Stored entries

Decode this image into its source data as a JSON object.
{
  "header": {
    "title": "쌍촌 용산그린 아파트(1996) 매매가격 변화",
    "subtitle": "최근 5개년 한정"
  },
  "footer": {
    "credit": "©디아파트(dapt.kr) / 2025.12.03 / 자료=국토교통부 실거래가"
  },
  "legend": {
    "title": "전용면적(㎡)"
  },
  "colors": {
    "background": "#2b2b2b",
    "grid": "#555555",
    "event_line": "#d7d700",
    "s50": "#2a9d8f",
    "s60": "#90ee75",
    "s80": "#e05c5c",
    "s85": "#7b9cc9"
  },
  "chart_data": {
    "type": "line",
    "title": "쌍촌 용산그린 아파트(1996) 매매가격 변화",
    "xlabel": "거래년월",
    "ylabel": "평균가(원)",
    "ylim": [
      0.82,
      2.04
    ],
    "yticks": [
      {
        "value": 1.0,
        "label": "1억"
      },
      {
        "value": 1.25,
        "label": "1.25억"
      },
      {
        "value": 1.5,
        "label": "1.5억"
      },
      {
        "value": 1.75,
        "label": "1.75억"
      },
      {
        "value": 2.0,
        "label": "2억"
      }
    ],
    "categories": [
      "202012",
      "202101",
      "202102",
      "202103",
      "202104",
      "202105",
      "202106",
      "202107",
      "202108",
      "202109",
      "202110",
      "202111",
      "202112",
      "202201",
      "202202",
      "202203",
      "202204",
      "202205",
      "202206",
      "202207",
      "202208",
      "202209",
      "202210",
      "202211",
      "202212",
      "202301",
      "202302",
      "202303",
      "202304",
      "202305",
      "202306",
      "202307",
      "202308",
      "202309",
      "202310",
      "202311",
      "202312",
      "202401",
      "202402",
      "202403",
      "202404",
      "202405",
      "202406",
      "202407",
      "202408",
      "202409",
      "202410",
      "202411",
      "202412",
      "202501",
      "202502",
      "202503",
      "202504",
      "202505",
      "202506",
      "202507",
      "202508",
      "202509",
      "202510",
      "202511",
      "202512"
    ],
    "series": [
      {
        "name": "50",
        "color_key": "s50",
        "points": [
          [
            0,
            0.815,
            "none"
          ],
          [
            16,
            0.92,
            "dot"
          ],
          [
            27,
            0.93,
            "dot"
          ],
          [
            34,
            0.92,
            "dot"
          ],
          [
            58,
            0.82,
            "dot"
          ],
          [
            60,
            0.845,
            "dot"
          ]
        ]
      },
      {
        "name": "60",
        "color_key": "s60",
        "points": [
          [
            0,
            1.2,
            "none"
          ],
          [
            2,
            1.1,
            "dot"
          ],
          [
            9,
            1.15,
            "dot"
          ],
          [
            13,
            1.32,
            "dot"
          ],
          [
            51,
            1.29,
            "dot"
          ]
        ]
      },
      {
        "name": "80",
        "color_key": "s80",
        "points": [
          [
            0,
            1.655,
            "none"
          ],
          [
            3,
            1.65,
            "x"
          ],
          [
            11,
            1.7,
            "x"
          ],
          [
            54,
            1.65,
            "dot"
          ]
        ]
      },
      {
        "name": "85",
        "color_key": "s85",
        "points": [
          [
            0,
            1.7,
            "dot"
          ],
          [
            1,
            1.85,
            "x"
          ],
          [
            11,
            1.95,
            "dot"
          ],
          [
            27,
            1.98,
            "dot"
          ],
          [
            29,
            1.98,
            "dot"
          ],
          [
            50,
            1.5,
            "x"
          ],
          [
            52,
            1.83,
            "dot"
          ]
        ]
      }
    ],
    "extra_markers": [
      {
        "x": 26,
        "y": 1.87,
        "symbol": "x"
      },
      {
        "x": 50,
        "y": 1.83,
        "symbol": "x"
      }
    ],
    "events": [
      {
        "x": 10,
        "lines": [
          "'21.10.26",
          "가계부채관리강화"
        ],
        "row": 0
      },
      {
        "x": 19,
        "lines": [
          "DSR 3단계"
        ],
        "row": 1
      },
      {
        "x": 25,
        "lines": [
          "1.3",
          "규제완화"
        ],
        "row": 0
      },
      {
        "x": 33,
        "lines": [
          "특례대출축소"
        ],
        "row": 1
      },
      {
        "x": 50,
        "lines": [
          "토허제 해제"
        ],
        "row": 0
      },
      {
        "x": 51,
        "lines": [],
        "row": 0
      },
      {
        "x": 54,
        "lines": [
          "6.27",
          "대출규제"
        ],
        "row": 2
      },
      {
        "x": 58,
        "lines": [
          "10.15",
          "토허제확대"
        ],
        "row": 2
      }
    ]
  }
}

WORK TO DO: Write the data out again in full and exactly.

COMPLETED EXERCISE:
Decode this image into its source data as a JSON object.
{
  "header": {
    "title": "쌍촌 용산그린 아파트(1996) 매매가격 변화",
    "subtitle": "최근 5개년 한정"
  },
  "footer": {
    "credit": "©디아파트(dapt.kr) / 2025.12.03 / 자료=국토교통부 실거래가"
  },
  "legend": {
    "title": "전용면적(㎡)"
  },
  "colors": {
    "background": "#2b2b2b",
    "grid": "#555555",
    "event_line": "#d7d700",
    "s50": "#2a9d8f",
    "s60": "#90ee75",
    "s80": "#e05c5c",
    "s85": "#7b9cc9"
  },
  "chart_data": {
    "type": "line",
    "title": "쌍촌 용산그린 아파트(1996) 매매가격 변화",
    "xlabel": "거래년월",
    "ylabel": "평균가(원)",
    "ylim": [
      0.82,
      2.04
    ],
    "yticks": [
      {
        "value": 1.0,
        "label": "1억"
      },
      {
        "value": 1.25,
        "label": "1.25억"
      },
      {
        "value": 1.5,
        "label": "1.5억"
      },
      {
        "value": 1.75,
        "label": "1.75억"
      },
      {
        "value": 2.0,
        "label": "2억"
      }
    ],
    "categories": [
      "202012",
      "202101",
      "202102",
      "202103",
      "202104",
      "202105",
      "202106",
      "202107",
      "202108",
      "202109",
      "202110",
      "202111",
      "202112",
      "202201",
      "202202",
      "202203",
      "202204",
      "202205",
      "202206",
      "202207",
      "202208",
      "202209",
      "202210",
      "202211",
      "202212",
      "202301",
      "202302",
      "202303",
      "202304",
      "202305",
      "202306",
      "202307",
      "202308",
      "202309",
      "202310",
      "202311",
      "202312",
      "202401",
      "202402",
      "202403",
      "202404",
      "202405",
      "202406",
      "202407",
      "202408",
      "202409",
      "202410",
      "202411",
      "202412",
      "202501",
      "202502",
      "202503",
      "202504",
      "202505",
      "202506",
      "202507",
      "202508",
      "202509",
      "202510",
      "202511",
      "202512"
    ],
    "series": [
      {
        "name": "50",
        "color_key": "s50",
        "points": [
          [
            0,
            0.815,
            "none"
          ],
          [
            16,
            0.92,
            "dot"
          ],
          [
            27,
            0.93,
            "dot"
          ],
          [
            34,
            0.92,
            "dot"
          ],
          [
            58,
            0.82,
            "dot"
          ],
          [
            60,
            0.845,
            "dot"
          ]
        ]
      },
      {
        "name": "60",
        "color_key": "s60",
        "points": [
          [
            0,
            1.2,
            "none"
          ],
          [
            2,
            1.1,
            "dot"
          ],
          [
            9,
            1.15,
            "dot"
          ],
          [
            13,
            1.32,
            "dot"
          ],
          [
            51,
            1.29,
            "dot"
          ]
        ]
      },
      {
        "name": "80",
        "color_key": "s80",
        "points": [
          [
            0,
            1.655,
            "none"
          ],
          [
            3,
            1.65,
            "x"
          ],
          [
            11,
            1.7,
            "x"
          ],
          [
            54,
            1.65,
            "dot"
          ]
        ]
      },
      {
        "name": "85",
        "color_key": "s85",
        "points": [
          [
            0,
            1.7,
            "dot"
          ],
          [
            1,
            1.85,
            "x"
          ],
          [
            11,
            1.95,
            "dot"
          ],
          [
            27,
            1.98,
            "dot"
          ],
          [
            29,
            1.98,
            "dot"
          ],
          [
            50,
            1.5,
            "x"
          ],
          [
            52,
            1.83,
            "dot"
          ]
        ]
      }
    ],
    "extra_markers": [
      {
        "x": 26,
        "y": 1.87,
        "symbol": "x"
      },
      {
        "x": 50,
        "y": 1.83,
        "symbol": "x"
      }
    ],
    "events": [
      {
        "x": 10,
        "lines": [
          "'21.10.26",
          "가계부채관리강화"
        ],
        "row": 0
      },
      {
        "x": 19,
        "lines": [
          "DSR 3단계"
        ],
        "row": 1
      },
      {
        "x": 25,
        "lines": [
          "1.3",
          "규제완화"
        ],
        "row": 0
      },
      {
        "x": 33,
        "lines": [
          "특례대출축소"
        ],
        "row": 1
      },
      {
        "x": 50,
        "lines": [
          "토허제 해제"
        ],
        "row": 0
      },
      {
        "x": 51,
        "lines": [],
        "row": 0
      },
      {
        "x": 54,
        "lines": [
          "6.27",
          "대출규제"
        ],
        "row": 2
      },
      {
        "x": 58,
        "lines": [
          "10.15",
          "토허제확대"
        ],
        "row": 2
      }
    ]
  }
}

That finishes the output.